*Direction*
Lines containing the word "expense" are the ones to copy from the records below.

[start Record excerpts]

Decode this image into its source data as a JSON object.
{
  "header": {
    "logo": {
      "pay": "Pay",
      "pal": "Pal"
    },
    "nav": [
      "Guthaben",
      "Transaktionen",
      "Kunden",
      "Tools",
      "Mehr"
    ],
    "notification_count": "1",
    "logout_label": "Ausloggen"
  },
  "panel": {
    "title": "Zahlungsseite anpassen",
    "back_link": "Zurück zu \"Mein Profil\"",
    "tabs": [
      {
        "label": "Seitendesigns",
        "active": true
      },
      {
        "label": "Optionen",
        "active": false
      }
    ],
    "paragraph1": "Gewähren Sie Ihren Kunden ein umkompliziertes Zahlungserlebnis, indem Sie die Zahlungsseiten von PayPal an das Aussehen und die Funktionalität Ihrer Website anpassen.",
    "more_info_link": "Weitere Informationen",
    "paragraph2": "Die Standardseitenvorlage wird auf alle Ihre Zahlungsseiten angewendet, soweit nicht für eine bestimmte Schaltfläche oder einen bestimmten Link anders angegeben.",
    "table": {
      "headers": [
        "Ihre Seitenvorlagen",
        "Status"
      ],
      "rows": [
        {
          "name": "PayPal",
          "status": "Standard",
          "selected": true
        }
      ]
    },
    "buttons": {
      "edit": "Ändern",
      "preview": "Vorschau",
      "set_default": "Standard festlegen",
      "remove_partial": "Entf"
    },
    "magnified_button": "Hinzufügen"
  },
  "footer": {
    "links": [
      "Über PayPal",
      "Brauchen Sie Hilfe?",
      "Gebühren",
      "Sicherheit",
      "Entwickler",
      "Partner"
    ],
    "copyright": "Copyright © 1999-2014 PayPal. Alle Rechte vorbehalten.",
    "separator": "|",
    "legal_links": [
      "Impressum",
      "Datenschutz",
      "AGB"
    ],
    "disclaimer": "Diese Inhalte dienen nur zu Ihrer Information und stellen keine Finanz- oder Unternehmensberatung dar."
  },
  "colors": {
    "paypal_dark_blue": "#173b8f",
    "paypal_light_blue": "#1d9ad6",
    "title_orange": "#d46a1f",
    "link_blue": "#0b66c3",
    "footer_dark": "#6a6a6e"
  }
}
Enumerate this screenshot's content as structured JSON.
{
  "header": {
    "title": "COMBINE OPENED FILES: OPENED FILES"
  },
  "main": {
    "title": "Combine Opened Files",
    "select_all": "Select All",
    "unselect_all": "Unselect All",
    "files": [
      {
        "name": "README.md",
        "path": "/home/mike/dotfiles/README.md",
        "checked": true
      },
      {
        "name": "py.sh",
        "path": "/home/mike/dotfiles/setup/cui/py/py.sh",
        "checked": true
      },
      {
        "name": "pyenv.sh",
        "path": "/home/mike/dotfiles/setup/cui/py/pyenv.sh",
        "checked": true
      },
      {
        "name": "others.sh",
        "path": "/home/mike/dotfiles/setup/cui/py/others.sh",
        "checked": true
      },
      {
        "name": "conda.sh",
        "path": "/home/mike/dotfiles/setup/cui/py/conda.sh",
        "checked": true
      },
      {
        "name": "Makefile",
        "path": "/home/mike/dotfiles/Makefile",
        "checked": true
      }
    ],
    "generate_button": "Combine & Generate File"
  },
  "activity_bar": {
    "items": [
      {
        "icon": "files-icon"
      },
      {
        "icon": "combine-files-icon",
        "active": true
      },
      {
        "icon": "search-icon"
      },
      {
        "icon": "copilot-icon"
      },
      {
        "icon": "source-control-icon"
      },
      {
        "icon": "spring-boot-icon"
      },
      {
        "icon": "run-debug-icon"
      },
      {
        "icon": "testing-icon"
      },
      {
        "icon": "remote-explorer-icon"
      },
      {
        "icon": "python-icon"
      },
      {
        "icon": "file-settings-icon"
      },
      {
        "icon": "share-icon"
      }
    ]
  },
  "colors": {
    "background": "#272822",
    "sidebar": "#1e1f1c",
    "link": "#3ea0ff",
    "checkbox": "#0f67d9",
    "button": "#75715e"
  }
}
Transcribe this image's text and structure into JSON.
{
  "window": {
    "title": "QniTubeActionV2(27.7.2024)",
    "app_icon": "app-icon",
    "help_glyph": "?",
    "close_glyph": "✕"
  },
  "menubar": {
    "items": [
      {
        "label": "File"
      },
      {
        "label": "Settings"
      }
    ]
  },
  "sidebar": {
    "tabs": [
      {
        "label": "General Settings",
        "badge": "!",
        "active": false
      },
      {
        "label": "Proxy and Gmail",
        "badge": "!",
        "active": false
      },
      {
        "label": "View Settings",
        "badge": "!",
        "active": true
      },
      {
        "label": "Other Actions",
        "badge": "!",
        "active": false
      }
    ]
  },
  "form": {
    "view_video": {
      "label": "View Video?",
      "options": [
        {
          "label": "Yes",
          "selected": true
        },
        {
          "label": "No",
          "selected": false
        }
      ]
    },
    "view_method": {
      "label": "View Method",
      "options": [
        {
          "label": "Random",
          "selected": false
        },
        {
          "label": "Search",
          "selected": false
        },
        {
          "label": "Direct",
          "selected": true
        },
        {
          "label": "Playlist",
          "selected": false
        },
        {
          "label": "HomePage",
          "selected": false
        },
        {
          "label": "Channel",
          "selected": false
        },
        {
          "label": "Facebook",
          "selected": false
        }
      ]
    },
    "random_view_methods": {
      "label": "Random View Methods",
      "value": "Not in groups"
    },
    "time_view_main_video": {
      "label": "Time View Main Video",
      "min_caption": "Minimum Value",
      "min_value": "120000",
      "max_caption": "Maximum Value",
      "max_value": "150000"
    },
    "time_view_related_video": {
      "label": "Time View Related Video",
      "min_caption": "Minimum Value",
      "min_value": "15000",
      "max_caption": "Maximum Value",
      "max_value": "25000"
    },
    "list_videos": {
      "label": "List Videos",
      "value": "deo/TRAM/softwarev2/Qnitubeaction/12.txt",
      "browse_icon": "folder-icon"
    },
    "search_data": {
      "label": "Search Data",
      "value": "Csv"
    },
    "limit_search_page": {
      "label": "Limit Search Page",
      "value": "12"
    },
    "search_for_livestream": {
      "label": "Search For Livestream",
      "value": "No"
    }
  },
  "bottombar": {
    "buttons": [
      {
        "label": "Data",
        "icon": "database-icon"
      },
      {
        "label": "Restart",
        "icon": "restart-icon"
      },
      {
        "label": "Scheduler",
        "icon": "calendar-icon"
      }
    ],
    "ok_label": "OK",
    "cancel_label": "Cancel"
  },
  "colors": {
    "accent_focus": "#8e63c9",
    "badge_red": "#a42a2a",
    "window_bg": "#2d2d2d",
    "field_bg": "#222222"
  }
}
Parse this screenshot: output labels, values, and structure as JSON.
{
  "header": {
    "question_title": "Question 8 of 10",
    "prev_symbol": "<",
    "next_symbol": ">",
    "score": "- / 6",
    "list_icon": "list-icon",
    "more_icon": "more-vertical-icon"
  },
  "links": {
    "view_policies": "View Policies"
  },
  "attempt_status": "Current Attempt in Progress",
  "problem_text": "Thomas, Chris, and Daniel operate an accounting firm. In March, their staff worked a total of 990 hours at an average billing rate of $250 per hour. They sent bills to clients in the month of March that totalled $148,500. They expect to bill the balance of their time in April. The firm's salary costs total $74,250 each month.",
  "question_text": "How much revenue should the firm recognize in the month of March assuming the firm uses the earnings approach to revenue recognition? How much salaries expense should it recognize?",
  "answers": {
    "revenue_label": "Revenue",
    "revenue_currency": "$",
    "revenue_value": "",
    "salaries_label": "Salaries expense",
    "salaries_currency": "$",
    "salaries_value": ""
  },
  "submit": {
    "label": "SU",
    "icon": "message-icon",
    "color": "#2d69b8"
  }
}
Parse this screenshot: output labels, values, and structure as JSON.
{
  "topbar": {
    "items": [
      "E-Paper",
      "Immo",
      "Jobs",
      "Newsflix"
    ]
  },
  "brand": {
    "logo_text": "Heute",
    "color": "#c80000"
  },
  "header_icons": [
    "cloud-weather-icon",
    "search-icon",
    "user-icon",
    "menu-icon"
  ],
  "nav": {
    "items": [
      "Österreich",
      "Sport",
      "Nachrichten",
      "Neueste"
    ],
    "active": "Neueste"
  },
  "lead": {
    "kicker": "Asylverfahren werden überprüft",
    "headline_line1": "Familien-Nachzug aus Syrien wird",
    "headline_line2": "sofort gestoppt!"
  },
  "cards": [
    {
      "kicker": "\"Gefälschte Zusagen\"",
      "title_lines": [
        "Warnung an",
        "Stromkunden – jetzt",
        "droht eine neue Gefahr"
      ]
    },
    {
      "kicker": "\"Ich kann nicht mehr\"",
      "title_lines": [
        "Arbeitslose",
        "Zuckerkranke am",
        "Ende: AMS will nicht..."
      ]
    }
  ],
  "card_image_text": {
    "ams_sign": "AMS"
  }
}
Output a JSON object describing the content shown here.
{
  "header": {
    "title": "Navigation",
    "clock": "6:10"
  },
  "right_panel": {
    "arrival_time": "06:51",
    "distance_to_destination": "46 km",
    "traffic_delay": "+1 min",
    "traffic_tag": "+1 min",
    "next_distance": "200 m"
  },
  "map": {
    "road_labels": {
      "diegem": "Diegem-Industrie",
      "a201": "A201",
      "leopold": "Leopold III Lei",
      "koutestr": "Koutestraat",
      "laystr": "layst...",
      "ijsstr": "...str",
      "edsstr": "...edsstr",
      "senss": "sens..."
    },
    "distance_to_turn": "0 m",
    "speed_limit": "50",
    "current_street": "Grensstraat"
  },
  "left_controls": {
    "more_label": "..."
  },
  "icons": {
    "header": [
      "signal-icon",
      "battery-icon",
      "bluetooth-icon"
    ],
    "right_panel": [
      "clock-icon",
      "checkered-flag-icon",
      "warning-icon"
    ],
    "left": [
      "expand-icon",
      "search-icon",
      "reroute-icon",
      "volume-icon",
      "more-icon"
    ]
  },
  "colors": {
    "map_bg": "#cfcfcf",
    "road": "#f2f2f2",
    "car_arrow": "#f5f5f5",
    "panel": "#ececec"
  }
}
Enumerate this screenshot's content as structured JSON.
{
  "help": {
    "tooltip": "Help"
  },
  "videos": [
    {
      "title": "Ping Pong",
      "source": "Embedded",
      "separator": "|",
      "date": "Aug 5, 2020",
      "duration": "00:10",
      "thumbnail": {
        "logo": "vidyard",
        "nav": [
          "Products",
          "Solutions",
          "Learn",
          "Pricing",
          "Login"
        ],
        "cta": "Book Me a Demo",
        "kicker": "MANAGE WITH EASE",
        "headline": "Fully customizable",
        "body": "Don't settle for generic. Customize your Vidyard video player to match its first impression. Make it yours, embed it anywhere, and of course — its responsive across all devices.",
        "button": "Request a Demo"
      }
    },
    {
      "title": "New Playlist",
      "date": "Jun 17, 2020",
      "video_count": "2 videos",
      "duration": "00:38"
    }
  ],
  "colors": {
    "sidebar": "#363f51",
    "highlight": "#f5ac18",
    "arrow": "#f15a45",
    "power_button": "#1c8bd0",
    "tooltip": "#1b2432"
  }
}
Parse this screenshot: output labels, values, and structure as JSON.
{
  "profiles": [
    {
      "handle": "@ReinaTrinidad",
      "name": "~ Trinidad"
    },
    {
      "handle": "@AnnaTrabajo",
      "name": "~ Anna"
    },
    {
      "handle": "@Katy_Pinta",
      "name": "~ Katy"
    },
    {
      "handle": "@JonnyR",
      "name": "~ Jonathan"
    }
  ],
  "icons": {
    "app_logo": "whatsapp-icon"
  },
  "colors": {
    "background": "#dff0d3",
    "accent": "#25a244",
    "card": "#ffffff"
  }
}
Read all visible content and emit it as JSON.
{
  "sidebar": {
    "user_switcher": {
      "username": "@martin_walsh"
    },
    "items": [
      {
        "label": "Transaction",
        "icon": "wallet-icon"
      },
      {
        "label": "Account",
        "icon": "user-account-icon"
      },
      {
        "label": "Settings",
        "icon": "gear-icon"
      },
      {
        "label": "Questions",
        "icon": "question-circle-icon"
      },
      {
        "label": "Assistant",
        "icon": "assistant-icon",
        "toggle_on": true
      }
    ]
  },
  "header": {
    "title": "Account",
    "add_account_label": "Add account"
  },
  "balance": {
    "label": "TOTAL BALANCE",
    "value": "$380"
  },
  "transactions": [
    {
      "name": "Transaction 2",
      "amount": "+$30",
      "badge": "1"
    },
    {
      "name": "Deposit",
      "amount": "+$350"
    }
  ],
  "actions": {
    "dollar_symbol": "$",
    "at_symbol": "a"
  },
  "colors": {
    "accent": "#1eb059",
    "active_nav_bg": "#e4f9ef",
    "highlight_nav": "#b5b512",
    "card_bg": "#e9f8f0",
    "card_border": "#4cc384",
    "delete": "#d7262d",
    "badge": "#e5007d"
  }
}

[end Record excerpts]

*Answer for this exercise*
  "question_text": "How much revenue should the firm recognize in the month of March assuming the firm uses the earnings approach to revenue recognition? How much salaries expense should it recognize?",
    "salaries_label": "Salaries expense",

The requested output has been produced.